Saved entries:
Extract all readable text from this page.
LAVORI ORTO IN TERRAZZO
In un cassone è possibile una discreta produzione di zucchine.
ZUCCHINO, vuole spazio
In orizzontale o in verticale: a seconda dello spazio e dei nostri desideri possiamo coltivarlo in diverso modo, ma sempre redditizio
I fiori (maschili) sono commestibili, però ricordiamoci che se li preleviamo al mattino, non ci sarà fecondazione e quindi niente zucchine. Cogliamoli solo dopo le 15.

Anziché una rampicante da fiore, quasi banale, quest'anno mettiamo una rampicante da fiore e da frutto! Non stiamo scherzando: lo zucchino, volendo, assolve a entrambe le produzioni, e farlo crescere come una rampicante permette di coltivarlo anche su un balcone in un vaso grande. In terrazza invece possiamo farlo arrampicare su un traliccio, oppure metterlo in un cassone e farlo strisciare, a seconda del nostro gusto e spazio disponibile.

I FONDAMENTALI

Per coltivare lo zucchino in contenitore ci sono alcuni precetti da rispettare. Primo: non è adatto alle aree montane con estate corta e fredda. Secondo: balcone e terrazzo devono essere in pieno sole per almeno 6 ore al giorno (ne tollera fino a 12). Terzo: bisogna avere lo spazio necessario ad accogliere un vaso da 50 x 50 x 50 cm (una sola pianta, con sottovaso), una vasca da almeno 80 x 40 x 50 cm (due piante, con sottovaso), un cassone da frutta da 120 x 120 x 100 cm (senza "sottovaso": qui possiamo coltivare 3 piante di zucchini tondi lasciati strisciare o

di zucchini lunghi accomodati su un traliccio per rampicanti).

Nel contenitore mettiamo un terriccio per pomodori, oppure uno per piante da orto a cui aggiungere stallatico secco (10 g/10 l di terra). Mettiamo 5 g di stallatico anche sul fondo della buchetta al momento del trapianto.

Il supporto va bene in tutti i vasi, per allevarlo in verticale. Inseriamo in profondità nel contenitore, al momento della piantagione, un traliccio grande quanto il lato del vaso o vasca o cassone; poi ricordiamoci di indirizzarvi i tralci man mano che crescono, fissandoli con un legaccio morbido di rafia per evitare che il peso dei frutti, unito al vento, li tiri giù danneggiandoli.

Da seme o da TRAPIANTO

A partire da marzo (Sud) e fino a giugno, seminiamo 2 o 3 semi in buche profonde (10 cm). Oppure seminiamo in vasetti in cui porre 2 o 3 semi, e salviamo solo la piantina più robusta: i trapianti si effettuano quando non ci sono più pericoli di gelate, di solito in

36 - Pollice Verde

Stated problem: Show every line from the entries above in which "solo" appears.

Exercise answer:
I fiori (maschili) sono commestibili, però ricordiamoci che se li preleviamo al mattino, non ci sarà fecondazione e quindi niente zucchine. Cogliamoli solo dopo le 15.
A partire da marzo (Sud) e fino a giugno, seminiamo 2 o 3 semi in buche profonde (10 cm). Oppure seminiamo in vasetti in cui porre 2 o 3 semi, e salviamo solo la piantina più robusta: i trapianti si effettuano quando non ci sono più pericoli di gelate, di solito in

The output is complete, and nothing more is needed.